Below are the entries; return every line among them that holds the word "ନସଡକସନ".

→ **GIVEN RECORDS**:
· · · · ·
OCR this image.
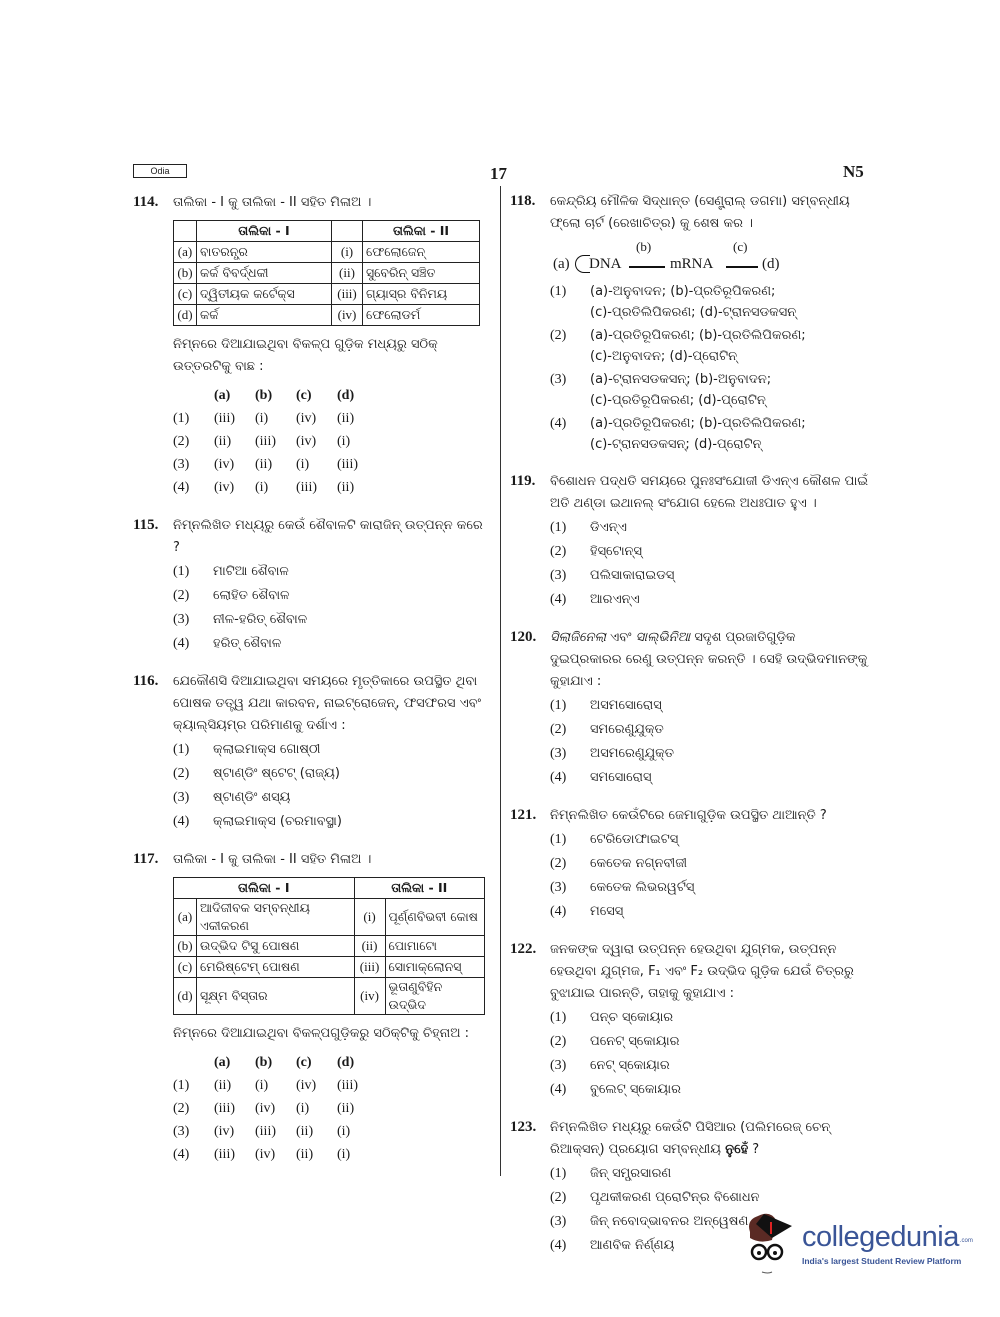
Odia	17	N5
114. ତାଲିକା - I କୁ ତାଲିକା - II ସହିତ ମିଳାଅ ।
	ତାଲିକା - I		ତାଲିକା - II
(a)	ବାତରନ୍ଧ୍ର	(i)	ଫେଲୋଜେନ୍
(b)	କର୍କ ବିବର୍ଦ୍ଧକୀ	(ii)	ସୁବେରିନ୍ ସଞ୍ଚିତ
(c)	ଦ୍ୱିତୀୟକ କର୍ଟେକ୍ସ	(iii)	ଗ୍ୟାସ୍‌ର ବିନିମୟ
(d)	କର୍କ	(iv)	ଫେଲୋଡର୍ମ
ନିମ୍ନରେ ଦିଆଯାଇଥିବା ବିକଳ୍ପ ଗୁଡ଼ିକ ମଧ୍ୟରୁ ସଠିକ୍ ଉତ୍ତରଟିକୁ ବାଛ :
(a)	(b)	(c)	(d)
(1)	(iii)	(i)	(iv)	(ii)
(2)	(ii)	(iii)	(iv)	(i)
(3)	(iv)	(ii)	(i)	(iii)
(4)	(iv)	(i)	(iii)	(ii)
115. ନିମ୍ନଲିଖିତ ମଧ୍ୟରୁ କେଉଁ ଶୈବାଳଟି କାରାଜିନ୍ ଉତ୍ପନ୍ନ କରେ ?
(1)	ମାଟିଆ ଶୈବାଳ
(2)	ଲୋହିତ ଶୈବାଳ
(3)	ନୀଳ-ହରିତ୍ ଶୈବାଳ
(4)	ହରିତ୍ ଶୈବାଳ
116. ଯେକୌଣସି ଦିଆଯାଇଥିବା ସମୟରେ ମୃତ୍ତିକାରେ ଉପସ୍ଥିତ ଥିବା ପୋଷକ ତତ୍ତ୍ୱ ଯଥା କାରବନ, ନାଇଟ୍ରୋଜେନ୍, ଫସଫରସ ଏବଂ କ୍ୟାଲ୍‌ସିୟମ୍‌ର ପରିମାଣକୁ ଦର୍ଶାଏ :
(1)	କ୍ଲାଇମାକ୍ସ ଗୋଷ୍ଠୀ
(2)	ଷ୍ଟାଣ୍ଡିଂ ଷ୍ଟେଟ୍ (ରାଜ୍ୟ)
(3)	ଷ୍ଟାଣ୍ଡିଂ ଶସ୍ୟ
(4)	କ୍ଲାଇମାକ୍ସ (ଚରମାବସ୍ଥା)
117. ତାଲିକା - I କୁ ତାଲିକା - II ସହିତ ମିଳାଅ ।
ତାଲିକା - I		ତାଲିକା - II	
(a)	ଆଦିଜୀବକ ସମ୍ବନ୍ଧୀୟ ଏକୀକରଣ	(i)	ପୂର୍ଣ୍ଣବିଭବୀ କୋଷ
(b)	ଉଦ୍ଭିଦ ଟିସୁ ପୋଷଣ	(ii)	ପୋମାଟୋ
(c)	ମେରିଷ୍ଟେମ୍ ପୋଷଣ	(iii)	ସୋମାକ୍ଲୋନସ୍
(d)	ସୂକ୍ଷ୍ମ ବିସ୍ତାର	(iv)	ଭୂତାଣୁବିହିନ ଉଦ୍ଭିଦ
ନିମ୍ନରେ ଦିଆଯାଇଥିବା ବିକଳ୍ପଗୁଡ଼ିକରୁ ସଠିକ୍‌ଟିକୁ ଚିହ୍ନାଅ :
(a)	(b)	(c)	(d)
(1)	(ii)	(i)	(iv)	(iii)
(2)	(iii)	(iv)	(i)	(ii)
(3)	(iv)	(iii)	(ii)	(i)
(4)	(iii)	(iv)	(ii)	(i)
118. କେନ୍ଦ୍ରିୟ ମୌଳିକ ସିଦ୍ଧାନ୍ତ (ସେଣ୍ଟ୍ରାଲ୍ ଡଗମା) ସମ୍ବନ୍ଧୀୟ ଫ୍ଲୋ ଚାର୍ଟ (ରେଖାଚିତ୍ର) କୁ ଶେଷ କର ।
(a) DNA
(b)
mRNA
(c)
(d)
(1)	(a)-ଅନୁବାଦନ; (b)-ପ୍ରତିରୂପିକରଣ;
(c)-ପ୍ରତିଲିପିକରଣ; (d)-ଟ୍ରାନସଡକସନ୍
(2)	(a)-ପ୍ରତିରୂପିକରଣ; (b)-ପ୍ରତିଲିପିକରଣ;
(c)-ଅନୁବାଦନ; (d)-ପ୍ରୋଟିନ୍
(3)	(a)-ଟ୍ରାନସଡକସନ୍; (b)-ଅନୁବାଦନ;
(c)-ପ୍ରତିରୂପିକରଣ; (d)-ପ୍ରୋଟିନ୍
(4)	(a)-ପ୍ରତିରୂପିକରଣ; (b)-ପ୍ରତିଲିପିକରଣ;
(c)-ଟ୍ରାନସଡକସନ୍; (d)-ପ୍ରୋଟିନ୍
119. ବିଶୋଧନ ପଦ୍ଧତି ସମୟରେ ପୁନଃସଂଯୋଜୀ ଡିଏନ୍‌ଏ କୌଶଳ ପାଇଁ ଅତି ଥଣ୍ଡା ଇଥାନଲ୍ ସଂଯୋଗ ହେଲେ ଅଧଃପାତ ହୁଏ ।
(1)	ଡିଏନ୍‌ଏ
(2)	ହିସ୍ଟୋନ୍‌ସ୍
(3)	ପଲିସାକାରାଇଡସ୍
(4)	ଆରଏନ୍‌ଏ
120. ସିଲାଜିନେଲା ଏବଂ ସାଲ୍‌ଭିନିଆ ସଦୃଶ ପ୍ରଜାତିଗୁଡ଼ିକ ଦୁଇପ୍ରକାରର ରେଣୁ ଉତ୍ପନ୍ନ କରନ୍ତି । ସେହି ଉଦ୍ଭିଦମାନଙ୍କୁ କୁହାଯାଏ :
(1)	ଅସମସୋରୋସ୍
(2)	ସମରେଣୁଯୁକ୍ତ
(3)	ଅସମରେଣୁଯୁକ୍ତ
(4)	ସମସୋରୋସ୍
121. ନିମ୍ନଲିଖିତ କେଉଁଟିରେ ଜେମାଗୁଡ଼ିକ ଉପସ୍ଥିତ ଥାଆନ୍ତି ?
(1)	ଟେରିଡୋଫାଇଟସ୍
(2)	କେତେକ ନଗ୍ନବୀଜୀ
(3)	କେତେକ ଲିଭରୱର୍ଟସ୍
(4)	ମସେସ୍
122. ଜନକଙ୍କ ଦ୍ୱାରା ଉତ୍ପନ୍ନ ହେଉଥିବା ଯୁଗ୍ମକ, ଉତ୍ପନ୍ନ ହେଉଥିବା ଯୁଗ୍ମଜ, F₁ ଏବଂ F₂ ଉଦ୍ଭିଦ ଗୁଡ଼ିକ ଯେଉଁ ଚିତ୍ରରୁ ବୁଝାଯାଇ ପାରନ୍ତି, ତାହାକୁ କୁହାଯାଏ :
(1)	ପନ୍‌ଚ ସ୍କୋୟାର
(2)	ପନେଟ୍ ସ୍କୋୟାର
(3)	ନେଟ୍ ସ୍କୋୟାର
(4)	ବୁଲେଟ୍ ସ୍କୋୟାର
123. ନିମ୍ନଲିଖିତ ମଧ୍ୟରୁ କେଉଁଟି ପିସିଆର (ପଲିମରେଜ୍ ଚେନ୍ ରିଆକ୍‌ସନ୍) ପ୍ରୟୋଗ ସମ୍ବନ୍ଧୀୟ ନୁହେଁ ?
(1)	ଜିନ୍ ସମ୍ପ୍ରସାରଣ
(2)	ପୃଥକୀକରଣ ପ୍ରୋଟିନ୍‌ର ବିଶୋଧନ
(3)	ଜିନ୍ ନବୋଦ୍ଭାବନର ଅନ୍ୱେଷଣ
(4)	ଆଣବିକ ନିର୍ଣ୍ଣୟ	collegedunia .com
India's largest Student Review Platform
· · · · ·
→ **FINISHED EXERCISE**:
(c)-ପ୍ରତିଲିପିକରଣ; (d)-ଟ୍ରାନସଡକସନ୍
(3)	(a)-ଟ୍ରାନସଡକସନ୍; (b)-ଅନୁବାଦନ;
(c)-ଟ୍ରାନସଡକସନ୍; (d)-ପ୍ରୋଟିନ୍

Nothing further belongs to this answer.